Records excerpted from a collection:
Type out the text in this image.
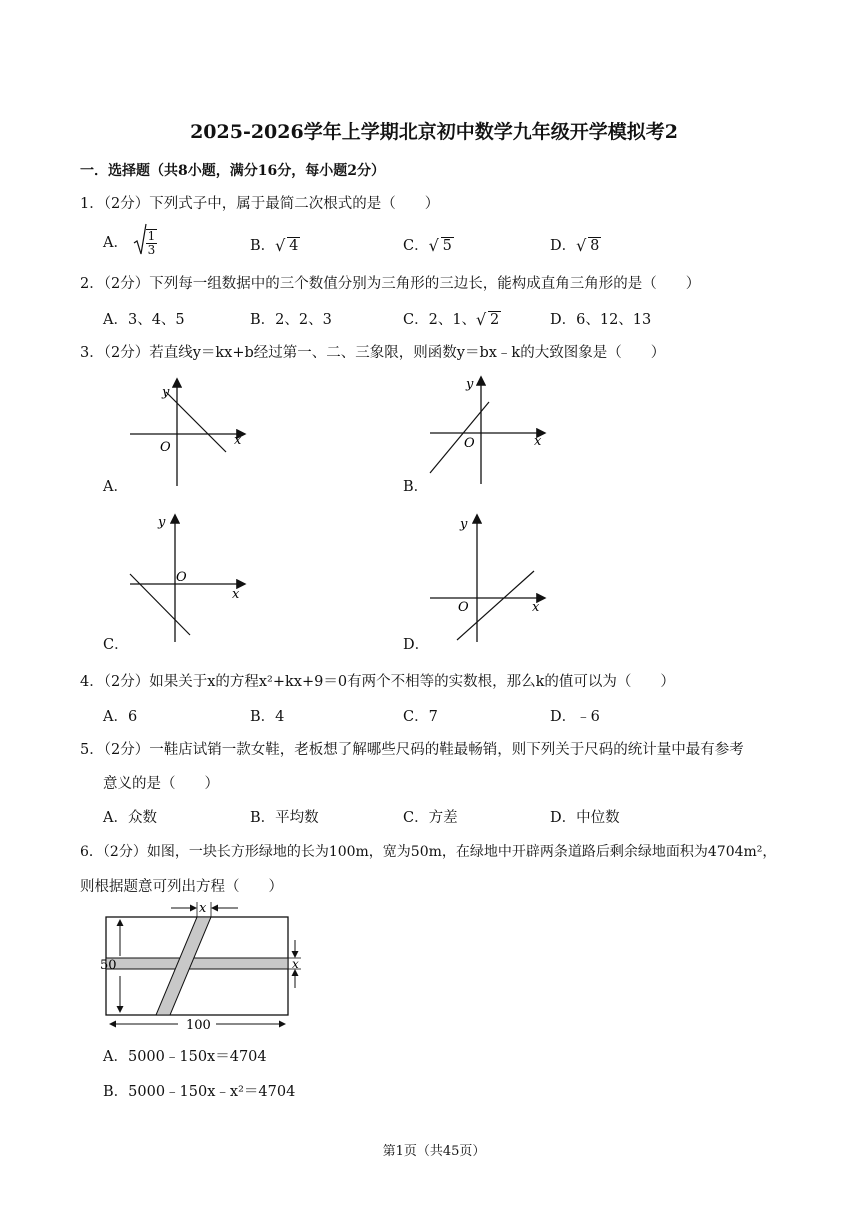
2025-2026学年上学期北京初中数学九年级开学模拟考2
一．选择题（共8小题，满分16分，每小题2分）
1．（2分）下列式子中，属于最简二次根式的是（　　）
A． $\frac{1}{3}$	B． √ 4	C． √ 5	D． √ 8
2．（2分）下列每一组数据中的三个数值分别为三角形的三边长，能构成直角三角形的是（　　）
A．3、4、5	B．2、2、3	C．2、1、 √ 2	D．6、12、13
3．（2分）若直线y＝kx+b经过第一、二、三象限，则函数y＝bx﹣k的大致图象是（　　）
y
x
O
A．
y
x
O
B．
y
x
O
C．
y
x
O
D．
4．（2分）如果关于x的方程x²+kx+9＝0有两个不相等的实数根，那么k的值可以为（　　）
A．6	B．4	C．7	D．﹣6
5．（2分）一鞋店试销一款女鞋，老板想了解哪些尺码的鞋最畅销，则下列关于尺码的统计量中最有参考
意义的是（　　）
A．众数	B．平均数	C．方差	D．中位数
6．（2分）如图，一块长方形绿地的长为100m，宽为50m，在绿地中开辟两条道路后剩余绿地面积为4704m²，
则根据题意可列出方程（　　）
x
50	x
100
A．5000﹣150x＝4704
B．5000﹣150x﹣x²＝4704
第1页（共45页）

> Required task
Without the pictures, transcribe the listing above exactly.

> The answer
Type out the text in this image.
2025-2026学年上学期北京初中数学九年级开学模拟考2
一．选择题（共8小题，满分16分，每小题2分）
1．（2分）下列式子中，属于最简二次根式的是（　　）
A． $\frac{1}{3}$	B． √ 4	C． √ 5	D． √ 8
2．（2分）下列每一组数据中的三个数值分别为三角形的三边长，能构成直角三角形的是（　　）
A．3、4、5	B．2、2、3	C．2、1、 √ 2	D．6、12、13
3．（2分）若直线y＝kx+b经过第一、二、三象限，则函数y＝bx﹣k的大致图象是（　　）
y
x
O
A．
y
x
O
B．
y
x
O
C．
y
x
O
D．
4．（2分）如果关于x的方程x²+kx+9＝0有两个不相等的实数根，那么k的值可以为（　　）
A．6	B．4	C．7	D．﹣6
5．（2分）一鞋店试销一款女鞋，老板想了解哪些尺码的鞋最畅销，则下列关于尺码的统计量中最有参考
意义的是（　　）
A．众数	B．平均数	C．方差	D．中位数
6．（2分）如图，一块长方形绿地的长为100m，宽为50m，在绿地中开辟两条道路后剩余绿地面积为4704m²，
则根据题意可列出方程（　　）
x
50	x
100
A．5000﹣150x＝4704
B．5000﹣150x﹣x²＝4704
第1页（共45页）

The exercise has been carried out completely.